*WRITTEN INSTRUCTION*.
Copy each line exactly. Leave nothing out.

──────── MATERIAL PROVIDED

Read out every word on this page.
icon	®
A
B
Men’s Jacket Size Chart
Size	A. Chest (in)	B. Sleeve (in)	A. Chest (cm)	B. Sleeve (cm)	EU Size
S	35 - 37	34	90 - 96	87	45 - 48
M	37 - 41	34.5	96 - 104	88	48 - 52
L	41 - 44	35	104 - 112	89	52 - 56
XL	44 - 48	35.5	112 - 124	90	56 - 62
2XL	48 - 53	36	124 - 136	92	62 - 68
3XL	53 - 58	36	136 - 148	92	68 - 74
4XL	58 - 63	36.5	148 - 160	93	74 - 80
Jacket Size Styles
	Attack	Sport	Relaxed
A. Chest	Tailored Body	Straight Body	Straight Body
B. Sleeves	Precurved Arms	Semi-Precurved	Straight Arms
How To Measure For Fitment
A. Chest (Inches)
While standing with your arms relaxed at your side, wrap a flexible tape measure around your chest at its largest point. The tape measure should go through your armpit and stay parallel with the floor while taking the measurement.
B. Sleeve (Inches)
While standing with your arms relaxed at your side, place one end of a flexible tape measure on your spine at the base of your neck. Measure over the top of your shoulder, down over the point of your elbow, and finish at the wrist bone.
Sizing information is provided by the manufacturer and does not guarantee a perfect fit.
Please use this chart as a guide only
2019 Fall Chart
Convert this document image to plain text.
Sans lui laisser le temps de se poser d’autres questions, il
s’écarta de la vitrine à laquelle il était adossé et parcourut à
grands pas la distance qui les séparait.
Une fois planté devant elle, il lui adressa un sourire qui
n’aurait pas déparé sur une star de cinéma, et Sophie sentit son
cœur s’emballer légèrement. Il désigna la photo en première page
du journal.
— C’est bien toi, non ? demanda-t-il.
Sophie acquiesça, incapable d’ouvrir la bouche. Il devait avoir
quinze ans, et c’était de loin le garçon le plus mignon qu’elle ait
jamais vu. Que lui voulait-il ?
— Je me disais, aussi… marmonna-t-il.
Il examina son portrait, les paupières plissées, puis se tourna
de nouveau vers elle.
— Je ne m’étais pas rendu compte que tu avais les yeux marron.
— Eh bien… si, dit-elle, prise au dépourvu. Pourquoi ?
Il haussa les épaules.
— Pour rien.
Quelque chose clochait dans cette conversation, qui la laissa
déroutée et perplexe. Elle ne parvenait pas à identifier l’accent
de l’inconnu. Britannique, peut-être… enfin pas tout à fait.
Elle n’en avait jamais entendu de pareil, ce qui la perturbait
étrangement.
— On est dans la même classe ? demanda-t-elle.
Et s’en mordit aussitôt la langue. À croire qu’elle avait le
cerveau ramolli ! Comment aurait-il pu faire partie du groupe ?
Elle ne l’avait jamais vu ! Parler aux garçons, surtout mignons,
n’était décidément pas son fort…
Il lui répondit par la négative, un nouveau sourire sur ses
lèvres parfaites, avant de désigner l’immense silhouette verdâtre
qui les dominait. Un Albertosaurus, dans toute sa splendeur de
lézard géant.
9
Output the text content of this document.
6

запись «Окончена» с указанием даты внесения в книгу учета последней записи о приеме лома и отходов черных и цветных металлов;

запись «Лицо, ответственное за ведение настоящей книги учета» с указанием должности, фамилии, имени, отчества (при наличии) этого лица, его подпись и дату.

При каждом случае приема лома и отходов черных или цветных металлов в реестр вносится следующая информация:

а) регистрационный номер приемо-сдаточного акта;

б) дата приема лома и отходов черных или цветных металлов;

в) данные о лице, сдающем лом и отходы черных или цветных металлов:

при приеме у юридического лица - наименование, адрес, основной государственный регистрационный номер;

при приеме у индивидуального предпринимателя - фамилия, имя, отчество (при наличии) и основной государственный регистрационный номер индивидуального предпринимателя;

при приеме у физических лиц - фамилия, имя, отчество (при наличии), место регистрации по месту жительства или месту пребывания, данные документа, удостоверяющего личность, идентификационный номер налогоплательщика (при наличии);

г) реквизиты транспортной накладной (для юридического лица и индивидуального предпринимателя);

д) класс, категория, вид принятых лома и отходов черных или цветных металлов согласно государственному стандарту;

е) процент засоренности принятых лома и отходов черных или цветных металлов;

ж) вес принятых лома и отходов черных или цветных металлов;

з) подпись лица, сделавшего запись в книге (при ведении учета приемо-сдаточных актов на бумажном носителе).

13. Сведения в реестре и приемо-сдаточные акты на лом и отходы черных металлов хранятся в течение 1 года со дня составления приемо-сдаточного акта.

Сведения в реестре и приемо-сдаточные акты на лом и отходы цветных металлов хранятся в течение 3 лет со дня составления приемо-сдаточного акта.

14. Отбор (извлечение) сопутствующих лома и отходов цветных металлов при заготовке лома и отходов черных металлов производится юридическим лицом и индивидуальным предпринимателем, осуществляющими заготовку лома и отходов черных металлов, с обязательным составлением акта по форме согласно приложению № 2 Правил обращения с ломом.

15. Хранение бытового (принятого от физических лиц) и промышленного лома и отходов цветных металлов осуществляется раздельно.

────────────────

*OUTPUT*.
Read out every word on this page.
icon	®
A
B
Men’s Jacket Size Chart
Size	A. Chest (in)	B. Sleeve (in)	A. Chest (cm)	B. Sleeve (cm)	EU Size
S	35 - 37	34	90 - 96	87	45 - 48
M	37 - 41	34.5	96 - 104	88	48 - 52
L	41 - 44	35	104 - 112	89	52 - 56
XL	44 - 48	35.5	112 - 124	90	56 - 62
2XL	48 - 53	36	124 - 136	92	62 - 68
3XL	53 - 58	36	136 - 148	92	68 - 74
4XL	58 - 63	36.5	148 - 160	93	74 - 80
Jacket Size Styles
	Attack	Sport	Relaxed
A. Chest	Tailored Body	Straight Body	Straight Body
B. Sleeves	Precurved Arms	Semi-Precurved	Straight Arms
How To Measure For Fitment
A. Chest (Inches)
While standing with your arms relaxed at your side, wrap a flexible tape measure around your chest at its largest point. The tape measure should go through your armpit and stay parallel with the floor while taking the measurement.
B. Sleeve (Inches)
While standing with your arms relaxed at your side, place one end of a flexible tape measure on your spine at the base of your neck. Measure over the top of your shoulder, down over the point of your elbow, and finish at the wrist bone.
Sizing information is provided by the manufacturer and does not guarantee a perfect fit.
Please use this chart as a guide only
2019 Fall Chart
Convert this document image to plain text.
Sans lui laisser le temps de se poser d’autres questions, il
s’écarta de la vitrine à laquelle il était adossé et parcourut à
grands pas la distance qui les séparait.
Une fois planté devant elle, il lui adressa un sourire qui
n’aurait pas déparé sur une star de cinéma, et Sophie sentit son
cœur s’emballer légèrement. Il désigna la photo en première page
du journal.
— C’est bien toi, non ? demanda-t-il.
Sophie acquiesça, incapable d’ouvrir la bouche. Il devait avoir
quinze ans, et c’était de loin le garçon le plus mignon qu’elle ait
jamais vu. Que lui voulait-il ?
— Je me disais, aussi… marmonna-t-il.
Il examina son portrait, les paupières plissées, puis se tourna
de nouveau vers elle.
— Je ne m’étais pas rendu compte que tu avais les yeux marron.
— Eh bien… si, dit-elle, prise au dépourvu. Pourquoi ?
Il haussa les épaules.
— Pour rien.
Quelque chose clochait dans cette conversation, qui la laissa
déroutée et perplexe. Elle ne parvenait pas à identifier l’accent
de l’inconnu. Britannique, peut-être… enfin pas tout à fait.
Elle n’en avait jamais entendu de pareil, ce qui la perturbait
étrangement.
— On est dans la même classe ? demanda-t-elle.
Et s’en mordit aussitôt la langue. À croire qu’elle avait le
cerveau ramolli ! Comment aurait-il pu faire partie du groupe ?
Elle ne l’avait jamais vu ! Parler aux garçons, surtout mignons,
n’était décidément pas son fort…
Il lui répondit par la négative, un nouveau sourire sur ses
lèvres parfaites, avant de désigner l’immense silhouette verdâtre
qui les dominait. Un Albertosaurus, dans toute sa splendeur de
lézard géant.
9
Output the text content of this document.
6

запись «Окончена» с указанием даты внесения в книгу учета последней записи о приеме лома и отходов черных и цветных металлов;

запись «Лицо, ответственное за ведение настоящей книги учета» с указанием должности, фамилии, имени, отчества (при наличии) этого лица, его подпись и дату.

При каждом случае приема лома и отходов черных или цветных металлов в реестр вносится следующая информация:

а) регистрационный номер приемо-сдаточного акта;

б) дата приема лома и отходов черных или цветных металлов;

в) данные о лице, сдающем лом и отходы черных или цветных металлов:

при приеме у юридического лица - наименование, адрес, основной государственный регистрационный номер;

при приеме у индивидуального предпринимателя - фамилия, имя, отчество (при наличии) и основной государственный регистрационный номер индивидуального предпринимателя;

при приеме у физических лиц - фамилия, имя, отчество (при наличии), место регистрации по месту жительства или месту пребывания, данные документа, удостоверяющего личность, идентификационный номер налогоплательщика (при наличии);

г) реквизиты транспортной накладной (для юридического лица и индивидуального предпринимателя);

д) класс, категория, вид принятых лома и отходов черных или цветных металлов согласно государственному стандарту;

е) процент засоренности принятых лома и отходов черных или цветных металлов;

ж) вес принятых лома и отходов черных или цветных металлов;

з) подпись лица, сделавшего запись в книге (при ведении учета приемо-сдаточных актов на бумажном носителе).

13. Сведения в реестре и приемо-сдаточные акты на лом и отходы черных металлов хранятся в течение 1 года со дня составления приемо-сдаточного акта.

Сведения в реестре и приемо-сдаточные акты на лом и отходы цветных металлов хранятся в течение 3 лет со дня составления приемо-сдаточного акта.

14. Отбор (извлечение) сопутствующих лома и отходов цветных металлов при заготовке лома и отходов черных металлов производится юридическим лицом и индивидуальным предпринимателем, осуществляющими заготовку лома и отходов черных металлов, с обязательным составлением акта по форме согласно приложению № 2 Правил обращения с ломом.

15. Хранение бытового (принятого от физических лиц) и промышленного лома и отходов цветных металлов осуществляется раздельно.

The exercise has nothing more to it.